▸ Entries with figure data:

══════════

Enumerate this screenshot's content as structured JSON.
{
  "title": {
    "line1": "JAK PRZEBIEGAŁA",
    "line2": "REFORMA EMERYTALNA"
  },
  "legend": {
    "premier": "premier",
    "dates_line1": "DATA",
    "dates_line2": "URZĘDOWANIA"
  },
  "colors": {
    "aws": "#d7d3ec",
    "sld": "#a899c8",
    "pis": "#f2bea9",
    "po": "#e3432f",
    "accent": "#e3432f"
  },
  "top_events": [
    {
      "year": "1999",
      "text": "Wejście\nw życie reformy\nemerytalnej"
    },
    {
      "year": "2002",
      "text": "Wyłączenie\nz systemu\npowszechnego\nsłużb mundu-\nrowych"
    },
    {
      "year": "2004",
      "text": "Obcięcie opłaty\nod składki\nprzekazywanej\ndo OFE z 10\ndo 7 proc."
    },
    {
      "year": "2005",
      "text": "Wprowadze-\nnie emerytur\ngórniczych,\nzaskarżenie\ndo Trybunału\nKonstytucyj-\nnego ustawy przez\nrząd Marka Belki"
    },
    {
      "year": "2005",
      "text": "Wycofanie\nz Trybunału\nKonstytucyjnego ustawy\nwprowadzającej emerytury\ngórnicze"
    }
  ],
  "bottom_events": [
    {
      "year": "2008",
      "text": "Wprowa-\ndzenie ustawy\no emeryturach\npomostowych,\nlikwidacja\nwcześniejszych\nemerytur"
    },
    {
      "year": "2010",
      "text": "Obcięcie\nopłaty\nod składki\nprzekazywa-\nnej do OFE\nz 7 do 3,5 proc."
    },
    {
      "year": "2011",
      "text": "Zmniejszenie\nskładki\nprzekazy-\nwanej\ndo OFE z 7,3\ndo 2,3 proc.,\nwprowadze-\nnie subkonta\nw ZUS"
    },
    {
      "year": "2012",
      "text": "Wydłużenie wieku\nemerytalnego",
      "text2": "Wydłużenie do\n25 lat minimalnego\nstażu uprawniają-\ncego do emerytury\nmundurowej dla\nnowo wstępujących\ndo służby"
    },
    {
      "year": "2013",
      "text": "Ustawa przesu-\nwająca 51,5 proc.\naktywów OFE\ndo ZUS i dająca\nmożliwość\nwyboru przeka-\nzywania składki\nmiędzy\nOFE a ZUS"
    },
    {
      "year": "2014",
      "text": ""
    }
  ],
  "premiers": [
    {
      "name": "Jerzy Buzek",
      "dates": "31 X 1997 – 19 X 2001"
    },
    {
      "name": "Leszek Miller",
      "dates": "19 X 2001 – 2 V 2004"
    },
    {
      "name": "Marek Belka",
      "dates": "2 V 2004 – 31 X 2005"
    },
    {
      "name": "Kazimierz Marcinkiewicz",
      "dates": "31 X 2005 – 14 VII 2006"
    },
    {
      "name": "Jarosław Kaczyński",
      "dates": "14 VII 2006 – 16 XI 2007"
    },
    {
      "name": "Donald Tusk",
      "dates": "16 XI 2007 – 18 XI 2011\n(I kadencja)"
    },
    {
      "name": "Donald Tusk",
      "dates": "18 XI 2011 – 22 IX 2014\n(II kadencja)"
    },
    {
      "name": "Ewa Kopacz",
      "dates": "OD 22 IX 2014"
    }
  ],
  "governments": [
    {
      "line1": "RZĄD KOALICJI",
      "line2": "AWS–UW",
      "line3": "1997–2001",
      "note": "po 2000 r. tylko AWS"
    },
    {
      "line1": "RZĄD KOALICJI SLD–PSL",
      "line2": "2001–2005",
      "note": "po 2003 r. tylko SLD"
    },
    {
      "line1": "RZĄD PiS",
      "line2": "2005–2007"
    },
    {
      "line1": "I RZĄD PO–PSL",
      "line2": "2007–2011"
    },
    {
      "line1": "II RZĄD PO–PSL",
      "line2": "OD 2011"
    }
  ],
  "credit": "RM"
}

══════════

▸ Given request:
Search the records for the word "ustawy". Copy every line that has it.

▸ Task result:
      "text": "Wprowadze-\nnie emerytur\ngórniczych,\nzaskarżenie\ndo Trybunału\nKonstytucyj-\nnego ustawy przez\nrząd Marka Belki"
      "text": "Wycofanie\nz Trybunału\nKonstytucyjnego ustawy\nwprowadzającej emerytury\ngórnicze"
      "text": "Wprowa-\ndzenie ustawy\no emeryturach\npomostowych,\nlikwidacja\nwcześniejszych\nemerytur"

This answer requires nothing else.